Given exercise
Copy all of the records below verbatim.
===== Material provided
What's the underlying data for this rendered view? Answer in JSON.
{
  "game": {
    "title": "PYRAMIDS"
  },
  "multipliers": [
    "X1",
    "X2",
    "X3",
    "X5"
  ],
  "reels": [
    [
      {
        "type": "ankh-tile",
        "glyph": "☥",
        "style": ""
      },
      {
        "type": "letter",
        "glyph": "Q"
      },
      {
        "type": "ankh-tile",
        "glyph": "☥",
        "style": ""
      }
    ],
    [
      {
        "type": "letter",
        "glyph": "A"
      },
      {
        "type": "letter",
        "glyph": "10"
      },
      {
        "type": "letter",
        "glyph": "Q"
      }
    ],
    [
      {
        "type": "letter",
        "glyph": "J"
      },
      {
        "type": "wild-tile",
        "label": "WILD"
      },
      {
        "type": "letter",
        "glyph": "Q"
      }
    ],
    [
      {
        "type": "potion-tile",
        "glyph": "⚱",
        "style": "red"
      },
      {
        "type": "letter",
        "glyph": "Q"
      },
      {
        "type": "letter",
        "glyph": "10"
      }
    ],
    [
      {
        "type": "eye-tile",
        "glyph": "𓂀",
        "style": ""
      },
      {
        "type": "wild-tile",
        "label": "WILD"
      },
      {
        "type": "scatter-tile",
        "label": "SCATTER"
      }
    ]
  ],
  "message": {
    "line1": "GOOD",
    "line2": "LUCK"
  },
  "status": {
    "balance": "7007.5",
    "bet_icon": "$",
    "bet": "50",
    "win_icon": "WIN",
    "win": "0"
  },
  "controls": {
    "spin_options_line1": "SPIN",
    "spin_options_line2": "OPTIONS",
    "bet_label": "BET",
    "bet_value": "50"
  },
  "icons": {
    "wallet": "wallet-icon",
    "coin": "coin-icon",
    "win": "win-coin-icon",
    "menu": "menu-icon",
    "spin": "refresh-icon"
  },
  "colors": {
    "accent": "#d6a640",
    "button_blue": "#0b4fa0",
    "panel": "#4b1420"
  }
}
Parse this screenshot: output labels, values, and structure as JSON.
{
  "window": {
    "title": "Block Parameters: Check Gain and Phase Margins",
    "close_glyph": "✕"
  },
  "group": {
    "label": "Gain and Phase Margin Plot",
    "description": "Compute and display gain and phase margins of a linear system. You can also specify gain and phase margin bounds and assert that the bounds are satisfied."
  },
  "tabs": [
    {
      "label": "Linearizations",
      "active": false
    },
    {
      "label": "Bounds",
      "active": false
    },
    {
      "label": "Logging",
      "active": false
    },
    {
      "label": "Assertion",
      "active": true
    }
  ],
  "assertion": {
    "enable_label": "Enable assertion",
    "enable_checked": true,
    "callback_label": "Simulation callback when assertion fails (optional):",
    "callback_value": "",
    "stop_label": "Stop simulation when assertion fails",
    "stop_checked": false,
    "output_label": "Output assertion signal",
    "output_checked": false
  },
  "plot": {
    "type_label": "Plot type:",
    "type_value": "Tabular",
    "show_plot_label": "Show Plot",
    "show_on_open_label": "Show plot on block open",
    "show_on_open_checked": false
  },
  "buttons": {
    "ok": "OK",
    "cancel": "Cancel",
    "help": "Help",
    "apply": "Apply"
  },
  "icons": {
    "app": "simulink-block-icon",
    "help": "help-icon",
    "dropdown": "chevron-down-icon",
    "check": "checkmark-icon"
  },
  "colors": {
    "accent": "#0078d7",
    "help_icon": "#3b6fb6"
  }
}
==========
Finished exercise
What's the underlying data for this rendered view? Answer in JSON.
{
  "game": {
    "title": "PYRAMIDS"
  },
  "multipliers": [
    "X1",
    "X2",
    "X3",
    "X5"
  ],
  "reels": [
    [
      {
        "type": "ankh-tile",
        "glyph": "☥",
        "style": ""
      },
      {
        "type": "letter",
        "glyph": "Q"
      },
      {
        "type": "ankh-tile",
        "glyph": "☥",
        "style": ""
      }
    ],
    [
      {
        "type": "letter",
        "glyph": "A"
      },
      {
        "type": "letter",
        "glyph": "10"
      },
      {
        "type": "letter",
        "glyph": "Q"
      }
    ],
    [
      {
        "type": "letter",
        "glyph": "J"
      },
      {
        "type": "wild-tile",
        "label": "WILD"
      },
      {
        "type": "letter",
        "glyph": "Q"
      }
    ],
    [
      {
        "type": "potion-tile",
        "glyph": "⚱",
        "style": "red"
      },
      {
        "type": "letter",
        "glyph": "Q"
      },
      {
        "type": "letter",
        "glyph": "10"
      }
    ],
    [
      {
        "type": "eye-tile",
        "glyph": "𓂀",
        "style": ""
      },
      {
        "type": "wild-tile",
        "label": "WILD"
      },
      {
        "type": "scatter-tile",
        "label": "SCATTER"
      }
    ]
  ],
  "message": {
    "line1": "GOOD",
    "line2": "LUCK"
  },
  "status": {
    "balance": "7007.5",
    "bet_icon": "$",
    "bet": "50",
    "win_icon": "WIN",
    "win": "0"
  },
  "controls": {
    "spin_options_line1": "SPIN",
    "spin_options_line2": "OPTIONS",
    "bet_label": "BET",
    "bet_value": "50"
  },
  "icons": {
    "wallet": "wallet-icon",
    "coin": "coin-icon",
    "win": "win-coin-icon",
    "menu": "menu-icon",
    "spin": "refresh-icon"
  },
  "colors": {
    "accent": "#d6a640",
    "button_blue": "#0b4fa0",
    "panel": "#4b1420"
  }
}
Parse this screenshot: output labels, values, and structure as JSON.
{
  "window": {
    "title": "Block Parameters: Check Gain and Phase Margins",
    "close_glyph": "✕"
  },
  "group": {
    "label": "Gain and Phase Margin Plot",
    "description": "Compute and display gain and phase margins of a linear system. You can also specify gain and phase margin bounds and assert that the bounds are satisfied."
  },
  "tabs": [
    {
      "label": "Linearizations",
      "active": false
    },
    {
      "label": "Bounds",
      "active": false
    },
    {
      "label": "Logging",
      "active": false
    },
    {
      "label": "Assertion",
      "active": true
    }
  ],
  "assertion": {
    "enable_label": "Enable assertion",
    "enable_checked": true,
    "callback_label": "Simulation callback when assertion fails (optional):",
    "callback_value": "",
    "stop_label": "Stop simulation when assertion fails",
    "stop_checked": false,
    "output_label": "Output assertion signal",
    "output_checked": false
  },
  "plot": {
    "type_label": "Plot type:",
    "type_value": "Tabular",
    "show_plot_label": "Show Plot",
    "show_on_open_label": "Show plot on block open",
    "show_on_open_checked": false
  },
  "buttons": {
    "ok": "OK",
    "cancel": "Cancel",
    "help": "Help",
    "apply": "Apply"
  },
  "icons": {
    "app": "simulink-block-icon",
    "help": "help-icon",
    "dropdown": "chevron-down-icon",
    "check": "checkmark-icon"
  },
  "colors": {
    "accent": "#0078d7",
    "help_icon": "#3b6fb6"
  }
}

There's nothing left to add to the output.